> [INSTRUCTION]:
Type out the complete listing below word for word, without its pictures.

> [DATA FOR THE TASK]:
┄┄┄┄┄┄┄┄┄┄

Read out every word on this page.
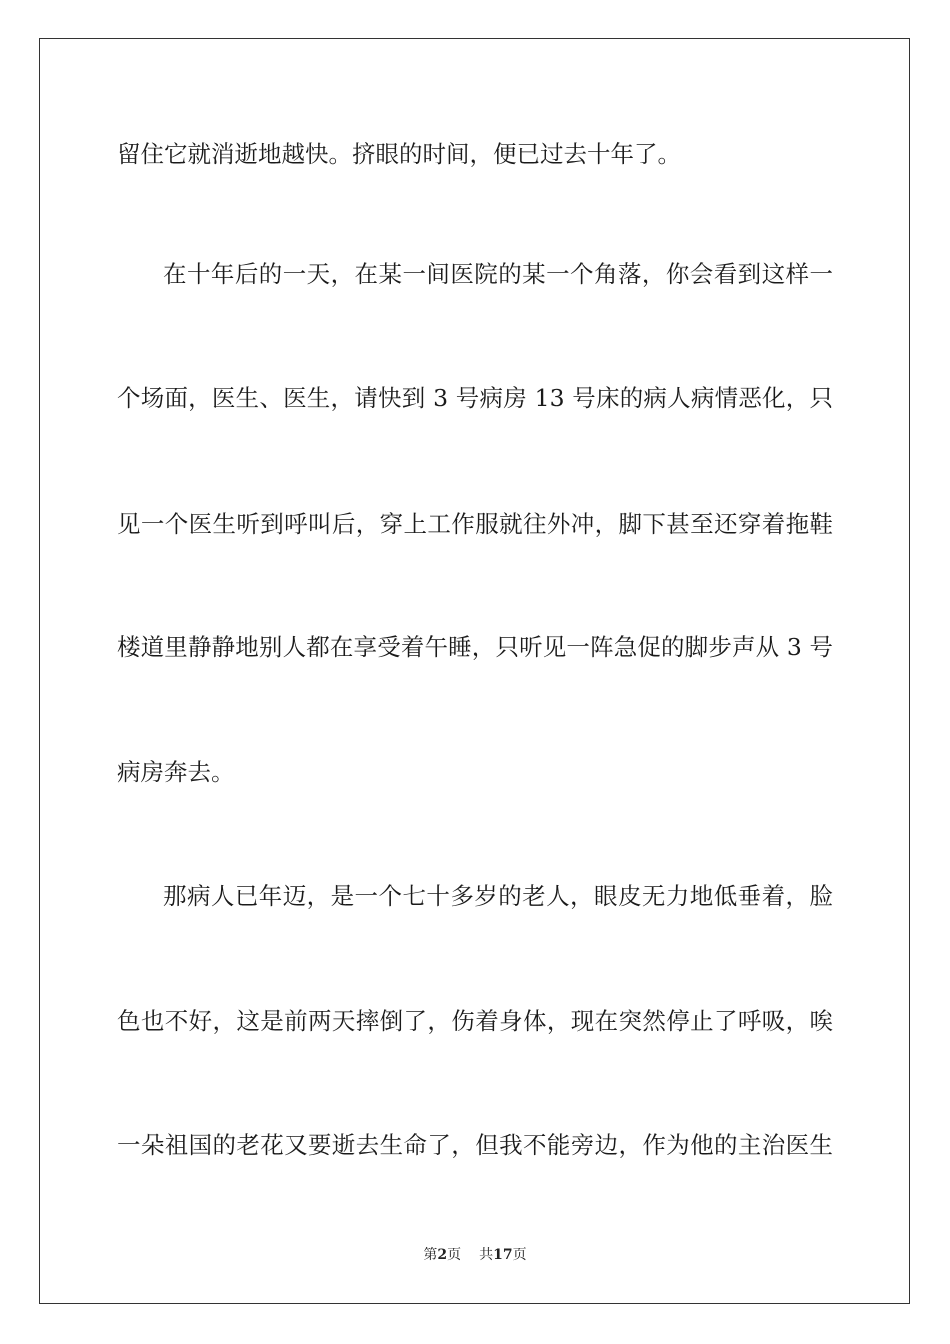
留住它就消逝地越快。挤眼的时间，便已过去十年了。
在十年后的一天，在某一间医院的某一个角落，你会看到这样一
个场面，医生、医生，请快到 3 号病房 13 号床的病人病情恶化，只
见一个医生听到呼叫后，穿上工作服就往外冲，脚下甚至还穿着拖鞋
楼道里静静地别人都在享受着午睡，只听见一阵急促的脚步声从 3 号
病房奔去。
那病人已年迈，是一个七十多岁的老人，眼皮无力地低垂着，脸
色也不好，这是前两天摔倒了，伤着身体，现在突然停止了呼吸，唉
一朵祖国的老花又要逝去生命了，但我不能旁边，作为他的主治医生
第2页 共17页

┄┄┄┄┄┄┄┄┄┄

> [FINAL RESULT]:
Read out every word on this page.
留住它就消逝地越快。挤眼的时间，便已过去十年了。
在十年后的一天，在某一间医院的某一个角落，你会看到这样一
个场面，医生、医生，请快到 3 号病房 13 号床的病人病情恶化，只
见一个医生听到呼叫后，穿上工作服就往外冲，脚下甚至还穿着拖鞋
楼道里静静地别人都在享受着午睡，只听见一阵急促的脚步声从 3 号
病房奔去。
那病人已年迈，是一个七十多岁的老人，眼皮无力地低垂着，脸
色也不好，这是前两天摔倒了，伤着身体，现在突然停止了呼吸，唉
一朵祖国的老花又要逝去生命了，但我不能旁边，作为他的主治医生
第2页 共17页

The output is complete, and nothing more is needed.